Content starts
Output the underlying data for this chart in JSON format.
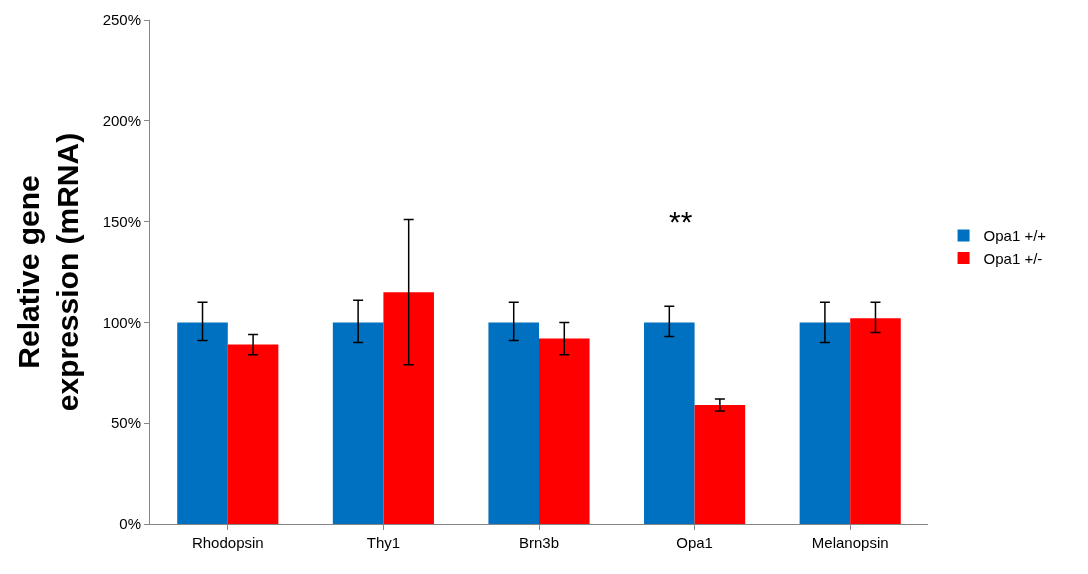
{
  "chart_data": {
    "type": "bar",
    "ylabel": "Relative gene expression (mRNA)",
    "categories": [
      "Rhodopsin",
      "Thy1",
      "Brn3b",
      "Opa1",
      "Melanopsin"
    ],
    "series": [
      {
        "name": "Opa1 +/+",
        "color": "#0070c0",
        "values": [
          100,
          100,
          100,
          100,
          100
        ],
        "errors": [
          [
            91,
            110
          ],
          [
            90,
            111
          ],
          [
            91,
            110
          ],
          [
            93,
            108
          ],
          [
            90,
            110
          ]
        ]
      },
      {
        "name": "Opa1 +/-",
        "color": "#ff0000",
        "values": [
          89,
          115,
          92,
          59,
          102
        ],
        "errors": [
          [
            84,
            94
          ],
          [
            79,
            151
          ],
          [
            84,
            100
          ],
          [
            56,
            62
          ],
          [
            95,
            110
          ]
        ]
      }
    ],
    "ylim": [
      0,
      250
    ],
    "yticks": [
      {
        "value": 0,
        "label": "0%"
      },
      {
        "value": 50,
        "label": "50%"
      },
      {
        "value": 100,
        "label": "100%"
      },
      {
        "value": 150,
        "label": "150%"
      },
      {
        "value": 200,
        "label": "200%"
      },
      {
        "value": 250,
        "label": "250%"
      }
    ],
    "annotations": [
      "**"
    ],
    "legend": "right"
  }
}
Content ends
TASK STATEMENT –
Your answer must be an exact copy of every entry, with the pictures left out.

REPLY TO THE TASK –
Output the underlying data for this chart in JSON format.
{
  "chart_data": {
    "type": "bar",
    "ylabel": "Relative gene expression (mRNA)",
    "categories": [
      "Rhodopsin",
      "Thy1",
      "Brn3b",
      "Opa1",
      "Melanopsin"
    ],
    "series": [
      {
        "name": "Opa1 +/+",
        "color": "#0070c0",
        "values": [
          100,
          100,
          100,
          100,
          100
        ],
        "errors": [
          [
            91,
            110
          ],
          [
            90,
            111
          ],
          [
            91,
            110
          ],
          [
            93,
            108
          ],
          [
            90,
            110
          ]
        ]
      },
      {
        "name": "Opa1 +/-",
        "color": "#ff0000",
        "values": [
          89,
          115,
          92,
          59,
          102
        ],
        "errors": [
          [
            84,
            94
          ],
          [
            79,
            151
          ],
          [
            84,
            100
          ],
          [
            56,
            62
          ],
          [
            95,
            110
          ]
        ]
      }
    ],
    "ylim": [
      0,
      250
    ],
    "yticks": [
      {
        "value": 0,
        "label": "0%"
      },
      {
        "value": 50,
        "label": "50%"
      },
      {
        "value": 100,
        "label": "100%"
      },
      {
        "value": 150,
        "label": "150%"
      },
      {
        "value": 200,
        "label": "200%"
      },
      {
        "value": 250,
        "label": "250%"
      }
    ],
    "annotations": [
      "**"
    ],
    "legend": "right"
  }
}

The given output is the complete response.